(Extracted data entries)
(begin)

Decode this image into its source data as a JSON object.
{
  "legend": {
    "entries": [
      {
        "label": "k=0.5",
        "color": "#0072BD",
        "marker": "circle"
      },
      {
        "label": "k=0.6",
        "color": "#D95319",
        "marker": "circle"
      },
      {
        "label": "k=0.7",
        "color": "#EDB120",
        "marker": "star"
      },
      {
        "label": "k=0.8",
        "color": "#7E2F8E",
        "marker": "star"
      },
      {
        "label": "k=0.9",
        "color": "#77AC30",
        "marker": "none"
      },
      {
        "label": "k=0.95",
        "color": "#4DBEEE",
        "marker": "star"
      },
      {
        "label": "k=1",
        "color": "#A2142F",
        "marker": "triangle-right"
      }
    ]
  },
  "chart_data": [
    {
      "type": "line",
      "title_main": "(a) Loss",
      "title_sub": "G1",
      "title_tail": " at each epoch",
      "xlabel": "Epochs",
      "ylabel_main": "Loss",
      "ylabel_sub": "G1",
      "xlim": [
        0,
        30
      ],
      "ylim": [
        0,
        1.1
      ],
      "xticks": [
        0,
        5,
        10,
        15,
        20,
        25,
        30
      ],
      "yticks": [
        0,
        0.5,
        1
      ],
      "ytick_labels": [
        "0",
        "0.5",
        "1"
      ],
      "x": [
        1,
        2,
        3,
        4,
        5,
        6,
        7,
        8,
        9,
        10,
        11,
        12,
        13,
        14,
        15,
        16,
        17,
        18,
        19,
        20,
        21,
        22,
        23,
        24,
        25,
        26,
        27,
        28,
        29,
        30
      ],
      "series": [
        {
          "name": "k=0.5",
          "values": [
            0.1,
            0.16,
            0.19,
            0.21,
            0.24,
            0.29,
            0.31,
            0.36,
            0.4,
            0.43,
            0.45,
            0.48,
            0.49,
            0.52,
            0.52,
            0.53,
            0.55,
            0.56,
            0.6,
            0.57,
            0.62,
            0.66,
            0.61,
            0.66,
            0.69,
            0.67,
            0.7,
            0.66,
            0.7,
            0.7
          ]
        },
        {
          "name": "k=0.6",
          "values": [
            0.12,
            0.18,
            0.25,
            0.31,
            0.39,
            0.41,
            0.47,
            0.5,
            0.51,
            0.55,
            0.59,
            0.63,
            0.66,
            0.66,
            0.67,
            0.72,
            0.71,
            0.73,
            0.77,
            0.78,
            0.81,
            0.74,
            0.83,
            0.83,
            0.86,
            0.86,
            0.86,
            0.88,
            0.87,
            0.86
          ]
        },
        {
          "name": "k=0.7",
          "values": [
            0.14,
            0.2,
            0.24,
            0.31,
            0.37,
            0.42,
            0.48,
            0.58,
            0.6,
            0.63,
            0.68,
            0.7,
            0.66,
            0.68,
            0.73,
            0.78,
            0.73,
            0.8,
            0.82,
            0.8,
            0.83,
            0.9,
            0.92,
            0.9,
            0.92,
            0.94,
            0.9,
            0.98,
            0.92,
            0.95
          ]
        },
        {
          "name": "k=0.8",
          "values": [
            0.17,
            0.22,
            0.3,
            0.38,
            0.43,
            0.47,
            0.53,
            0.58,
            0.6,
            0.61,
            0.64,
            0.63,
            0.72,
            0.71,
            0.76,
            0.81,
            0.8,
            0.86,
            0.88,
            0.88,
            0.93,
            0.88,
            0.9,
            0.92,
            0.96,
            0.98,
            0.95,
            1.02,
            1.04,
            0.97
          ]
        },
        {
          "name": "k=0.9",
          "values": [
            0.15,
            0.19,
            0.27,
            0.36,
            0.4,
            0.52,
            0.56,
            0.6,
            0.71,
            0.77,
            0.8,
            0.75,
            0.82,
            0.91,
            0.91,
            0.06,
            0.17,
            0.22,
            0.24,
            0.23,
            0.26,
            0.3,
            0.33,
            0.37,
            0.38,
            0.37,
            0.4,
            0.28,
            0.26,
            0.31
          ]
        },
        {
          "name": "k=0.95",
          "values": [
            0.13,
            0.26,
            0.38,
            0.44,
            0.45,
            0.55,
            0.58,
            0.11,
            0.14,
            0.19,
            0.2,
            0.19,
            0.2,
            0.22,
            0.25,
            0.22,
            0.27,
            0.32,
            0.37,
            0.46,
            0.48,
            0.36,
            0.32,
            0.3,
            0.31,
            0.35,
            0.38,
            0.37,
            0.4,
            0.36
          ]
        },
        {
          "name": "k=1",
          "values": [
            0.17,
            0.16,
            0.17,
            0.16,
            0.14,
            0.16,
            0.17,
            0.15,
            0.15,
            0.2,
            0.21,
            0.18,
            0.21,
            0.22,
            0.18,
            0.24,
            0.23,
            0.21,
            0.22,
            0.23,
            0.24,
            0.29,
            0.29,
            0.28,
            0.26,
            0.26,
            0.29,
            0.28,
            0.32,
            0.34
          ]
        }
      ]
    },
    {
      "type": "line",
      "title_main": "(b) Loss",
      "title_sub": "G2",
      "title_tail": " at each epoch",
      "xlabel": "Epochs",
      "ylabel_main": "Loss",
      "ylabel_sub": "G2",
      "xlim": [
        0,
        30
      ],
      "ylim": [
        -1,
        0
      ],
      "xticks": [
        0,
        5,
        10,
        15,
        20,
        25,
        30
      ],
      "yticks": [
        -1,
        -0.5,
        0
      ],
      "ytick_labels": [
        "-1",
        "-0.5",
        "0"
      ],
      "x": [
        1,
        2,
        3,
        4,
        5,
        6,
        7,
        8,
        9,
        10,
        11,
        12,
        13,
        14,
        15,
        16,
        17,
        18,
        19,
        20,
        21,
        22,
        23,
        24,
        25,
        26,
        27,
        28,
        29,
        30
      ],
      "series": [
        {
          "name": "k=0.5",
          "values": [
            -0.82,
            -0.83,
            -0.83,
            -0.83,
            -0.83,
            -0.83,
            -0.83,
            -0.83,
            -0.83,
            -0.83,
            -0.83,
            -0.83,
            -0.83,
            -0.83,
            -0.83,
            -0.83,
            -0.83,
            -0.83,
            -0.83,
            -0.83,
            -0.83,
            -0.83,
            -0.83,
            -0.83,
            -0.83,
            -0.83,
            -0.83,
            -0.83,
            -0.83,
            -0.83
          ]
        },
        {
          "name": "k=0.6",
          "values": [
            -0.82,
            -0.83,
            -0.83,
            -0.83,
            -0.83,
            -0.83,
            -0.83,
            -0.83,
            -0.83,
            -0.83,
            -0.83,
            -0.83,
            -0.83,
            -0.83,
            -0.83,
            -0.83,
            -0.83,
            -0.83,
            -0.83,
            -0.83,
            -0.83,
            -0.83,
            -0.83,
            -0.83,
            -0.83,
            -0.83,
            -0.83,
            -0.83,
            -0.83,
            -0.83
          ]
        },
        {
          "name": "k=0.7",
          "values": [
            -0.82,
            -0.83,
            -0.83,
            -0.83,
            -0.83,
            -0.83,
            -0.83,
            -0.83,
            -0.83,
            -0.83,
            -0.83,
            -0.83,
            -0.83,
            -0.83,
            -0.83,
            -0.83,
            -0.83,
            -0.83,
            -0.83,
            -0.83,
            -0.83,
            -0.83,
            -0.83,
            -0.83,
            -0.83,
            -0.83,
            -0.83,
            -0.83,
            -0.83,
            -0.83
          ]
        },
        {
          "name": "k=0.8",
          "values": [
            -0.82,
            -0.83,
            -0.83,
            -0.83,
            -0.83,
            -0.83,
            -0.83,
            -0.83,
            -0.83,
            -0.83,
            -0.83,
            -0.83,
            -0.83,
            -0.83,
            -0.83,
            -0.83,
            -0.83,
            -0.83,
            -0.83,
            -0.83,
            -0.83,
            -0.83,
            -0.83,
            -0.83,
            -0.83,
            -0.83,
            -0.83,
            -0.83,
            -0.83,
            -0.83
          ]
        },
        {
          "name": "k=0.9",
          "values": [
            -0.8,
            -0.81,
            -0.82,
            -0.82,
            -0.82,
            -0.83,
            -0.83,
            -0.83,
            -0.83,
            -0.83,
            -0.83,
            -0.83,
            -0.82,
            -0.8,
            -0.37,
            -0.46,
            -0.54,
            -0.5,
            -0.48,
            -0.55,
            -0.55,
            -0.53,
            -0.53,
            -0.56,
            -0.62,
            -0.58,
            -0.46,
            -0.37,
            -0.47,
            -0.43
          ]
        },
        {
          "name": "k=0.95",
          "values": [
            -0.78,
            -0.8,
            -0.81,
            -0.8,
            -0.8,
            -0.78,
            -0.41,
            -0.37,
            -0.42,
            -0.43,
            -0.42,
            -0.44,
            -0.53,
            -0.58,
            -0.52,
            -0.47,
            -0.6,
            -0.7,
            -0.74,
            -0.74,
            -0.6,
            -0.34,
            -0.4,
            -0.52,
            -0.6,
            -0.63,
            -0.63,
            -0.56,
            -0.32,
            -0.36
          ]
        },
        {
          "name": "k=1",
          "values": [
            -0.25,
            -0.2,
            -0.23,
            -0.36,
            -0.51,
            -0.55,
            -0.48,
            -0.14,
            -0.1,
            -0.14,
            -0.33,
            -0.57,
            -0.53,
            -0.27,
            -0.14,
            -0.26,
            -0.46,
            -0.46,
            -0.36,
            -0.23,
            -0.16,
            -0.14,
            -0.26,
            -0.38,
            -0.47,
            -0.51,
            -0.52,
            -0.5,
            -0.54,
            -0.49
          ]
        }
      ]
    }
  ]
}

(end)

(Exercise brief):
Gather all lines of the records that include the word "Loss".

(Reply to the exercise):
      "title_main": "(a) Loss",
      "ylabel_main": "Loss",
      "title_main": "(b) Loss",
      "ylabel_main": "Loss",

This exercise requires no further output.